[Entries with figure data]
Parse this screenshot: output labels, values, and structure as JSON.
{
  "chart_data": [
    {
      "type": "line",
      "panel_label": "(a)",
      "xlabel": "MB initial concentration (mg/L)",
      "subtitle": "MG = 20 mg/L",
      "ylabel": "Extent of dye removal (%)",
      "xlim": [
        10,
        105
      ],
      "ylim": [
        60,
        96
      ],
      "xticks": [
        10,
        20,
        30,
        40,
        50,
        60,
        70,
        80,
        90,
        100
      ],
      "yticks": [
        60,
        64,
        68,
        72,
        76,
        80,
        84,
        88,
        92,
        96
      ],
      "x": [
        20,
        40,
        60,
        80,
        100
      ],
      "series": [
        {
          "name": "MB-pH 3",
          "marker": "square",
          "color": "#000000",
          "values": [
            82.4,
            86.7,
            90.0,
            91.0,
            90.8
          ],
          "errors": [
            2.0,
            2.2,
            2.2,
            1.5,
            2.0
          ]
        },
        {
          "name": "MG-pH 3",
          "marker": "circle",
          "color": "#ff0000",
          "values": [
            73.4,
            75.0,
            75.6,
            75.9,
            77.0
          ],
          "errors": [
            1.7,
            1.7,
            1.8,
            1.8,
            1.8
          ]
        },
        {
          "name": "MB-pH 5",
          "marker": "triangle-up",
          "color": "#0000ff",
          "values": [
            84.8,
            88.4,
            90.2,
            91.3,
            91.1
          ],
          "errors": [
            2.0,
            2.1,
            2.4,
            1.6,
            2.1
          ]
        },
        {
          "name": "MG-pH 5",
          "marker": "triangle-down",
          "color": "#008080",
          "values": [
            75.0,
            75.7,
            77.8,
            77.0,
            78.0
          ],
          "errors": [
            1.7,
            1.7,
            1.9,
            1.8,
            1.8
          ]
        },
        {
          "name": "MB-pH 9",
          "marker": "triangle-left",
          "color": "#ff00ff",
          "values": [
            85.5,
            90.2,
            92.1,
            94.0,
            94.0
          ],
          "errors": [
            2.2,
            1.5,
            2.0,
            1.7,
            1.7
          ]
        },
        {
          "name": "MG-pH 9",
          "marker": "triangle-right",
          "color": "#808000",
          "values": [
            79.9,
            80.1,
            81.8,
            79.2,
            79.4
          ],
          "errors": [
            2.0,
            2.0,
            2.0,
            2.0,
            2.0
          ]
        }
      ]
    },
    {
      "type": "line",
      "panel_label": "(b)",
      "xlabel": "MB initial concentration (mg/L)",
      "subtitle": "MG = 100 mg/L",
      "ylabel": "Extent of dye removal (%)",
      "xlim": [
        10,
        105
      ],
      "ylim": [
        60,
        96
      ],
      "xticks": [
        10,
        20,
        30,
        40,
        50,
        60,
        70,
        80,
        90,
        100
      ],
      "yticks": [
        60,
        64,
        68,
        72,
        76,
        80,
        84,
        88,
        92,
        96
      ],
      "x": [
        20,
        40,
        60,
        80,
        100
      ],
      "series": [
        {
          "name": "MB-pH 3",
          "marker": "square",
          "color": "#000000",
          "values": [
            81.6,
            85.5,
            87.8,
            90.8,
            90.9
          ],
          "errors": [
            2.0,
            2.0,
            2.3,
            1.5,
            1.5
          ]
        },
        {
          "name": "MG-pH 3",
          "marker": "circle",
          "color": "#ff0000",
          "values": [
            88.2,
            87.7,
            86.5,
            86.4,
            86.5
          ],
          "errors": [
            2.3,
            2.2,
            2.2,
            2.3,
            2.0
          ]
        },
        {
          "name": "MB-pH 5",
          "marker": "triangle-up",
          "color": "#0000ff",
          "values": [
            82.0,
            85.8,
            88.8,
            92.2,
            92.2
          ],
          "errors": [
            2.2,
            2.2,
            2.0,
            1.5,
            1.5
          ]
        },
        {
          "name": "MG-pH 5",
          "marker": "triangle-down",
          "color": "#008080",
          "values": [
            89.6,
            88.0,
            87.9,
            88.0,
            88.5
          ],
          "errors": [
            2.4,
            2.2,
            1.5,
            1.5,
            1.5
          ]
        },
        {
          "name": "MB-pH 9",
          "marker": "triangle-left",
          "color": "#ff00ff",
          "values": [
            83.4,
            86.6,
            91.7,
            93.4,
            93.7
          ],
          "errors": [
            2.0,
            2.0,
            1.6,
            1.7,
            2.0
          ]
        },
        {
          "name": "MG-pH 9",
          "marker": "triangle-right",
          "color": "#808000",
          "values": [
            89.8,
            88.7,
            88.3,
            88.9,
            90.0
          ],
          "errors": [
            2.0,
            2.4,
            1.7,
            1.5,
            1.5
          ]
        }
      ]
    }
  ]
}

[What to produce] Faithfully transcribe the whole of the data.

[Result below]
Parse this screenshot: output labels, values, and structure as JSON.
{
  "chart_data": [
    {
      "type": "line",
      "panel_label": "(a)",
      "xlabel": "MB initial concentration (mg/L)",
      "subtitle": "MG = 20 mg/L",
      "ylabel": "Extent of dye removal (%)",
      "xlim": [
        10,
        105
      ],
      "ylim": [
        60,
        96
      ],
      "xticks": [
        10,
        20,
        30,
        40,
        50,
        60,
        70,
        80,
        90,
        100
      ],
      "yticks": [
        60,
        64,
        68,
        72,
        76,
        80,
        84,
        88,
        92,
        96
      ],
      "x": [
        20,
        40,
        60,
        80,
        100
      ],
      "series": [
        {
          "name": "MB-pH 3",
          "marker": "square",
          "color": "#000000",
          "values": [
            82.4,
            86.7,
            90.0,
            91.0,
            90.8
          ],
          "errors": [
            2.0,
            2.2,
            2.2,
            1.5,
            2.0
          ]
        },
        {
          "name": "MG-pH 3",
          "marker": "circle",
          "color": "#ff0000",
          "values": [
            73.4,
            75.0,
            75.6,
            75.9,
            77.0
          ],
          "errors": [
            1.7,
            1.7,
            1.8,
            1.8,
            1.8
          ]
        },
        {
          "name": "MB-pH 5",
          "marker": "triangle-up",
          "color": "#0000ff",
          "values": [
            84.8,
            88.4,
            90.2,
            91.3,
            91.1
          ],
          "errors": [
            2.0,
            2.1,
            2.4,
            1.6,
            2.1
          ]
        },
        {
          "name": "MG-pH 5",
          "marker": "triangle-down",
          "color": "#008080",
          "values": [
            75.0,
            75.7,
            77.8,
            77.0,
            78.0
          ],
          "errors": [
            1.7,
            1.7,
            1.9,
            1.8,
            1.8
          ]
        },
        {
          "name": "MB-pH 9",
          "marker": "triangle-left",
          "color": "#ff00ff",
          "values": [
            85.5,
            90.2,
            92.1,
            94.0,
            94.0
          ],
          "errors": [
            2.2,
            1.5,
            2.0,
            1.7,
            1.7
          ]
        },
        {
          "name": "MG-pH 9",
          "marker": "triangle-right",
          "color": "#808000",
          "values": [
            79.9,
            80.1,
            81.8,
            79.2,
            79.4
          ],
          "errors": [
            2.0,
            2.0,
            2.0,
            2.0,
            2.0
          ]
        }
      ]
    },
    {
      "type": "line",
      "panel_label": "(b)",
      "xlabel": "MB initial concentration (mg/L)",
      "subtitle": "MG = 100 mg/L",
      "ylabel": "Extent of dye removal (%)",
      "xlim": [
        10,
        105
      ],
      "ylim": [
        60,
        96
      ],
      "xticks": [
        10,
        20,
        30,
        40,
        50,
        60,
        70,
        80,
        90,
        100
      ],
      "yticks": [
        60,
        64,
        68,
        72,
        76,
        80,
        84,
        88,
        92,
        96
      ],
      "x": [
        20,
        40,
        60,
        80,
        100
      ],
      "series": [
        {
          "name": "MB-pH 3",
          "marker": "square",
          "color": "#000000",
          "values": [
            81.6,
            85.5,
            87.8,
            90.8,
            90.9
          ],
          "errors": [
            2.0,
            2.0,
            2.3,
            1.5,
            1.5
          ]
        },
        {
          "name": "MG-pH 3",
          "marker": "circle",
          "color": "#ff0000",
          "values": [
            88.2,
            87.7,
            86.5,
            86.4,
            86.5
          ],
          "errors": [
            2.3,
            2.2,
            2.2,
            2.3,
            2.0
          ]
        },
        {
          "name": "MB-pH 5",
          "marker": "triangle-up",
          "color": "#0000ff",
          "values": [
            82.0,
            85.8,
            88.8,
            92.2,
            92.2
          ],
          "errors": [
            2.2,
            2.2,
            2.0,
            1.5,
            1.5
          ]
        },
        {
          "name": "MG-pH 5",
          "marker": "triangle-down",
          "color": "#008080",
          "values": [
            89.6,
            88.0,
            87.9,
            88.0,
            88.5
          ],
          "errors": [
            2.4,
            2.2,
            1.5,
            1.5,
            1.5
          ]
        },
        {
          "name": "MB-pH 9",
          "marker": "triangle-left",
          "color": "#ff00ff",
          "values": [
            83.4,
            86.6,
            91.7,
            93.4,
            93.7
          ],
          "errors": [
            2.0,
            2.0,
            1.6,
            1.7,
            2.0
          ]
        },
        {
          "name": "MG-pH 9",
          "marker": "triangle-right",
          "color": "#808000",
          "values": [
            89.8,
            88.7,
            88.3,
            88.9,
            90.0
          ],
          "errors": [
            2.0,
            2.4,
            1.7,
            1.5,
            1.5
          ]
        }
      ]
    }
  ]
}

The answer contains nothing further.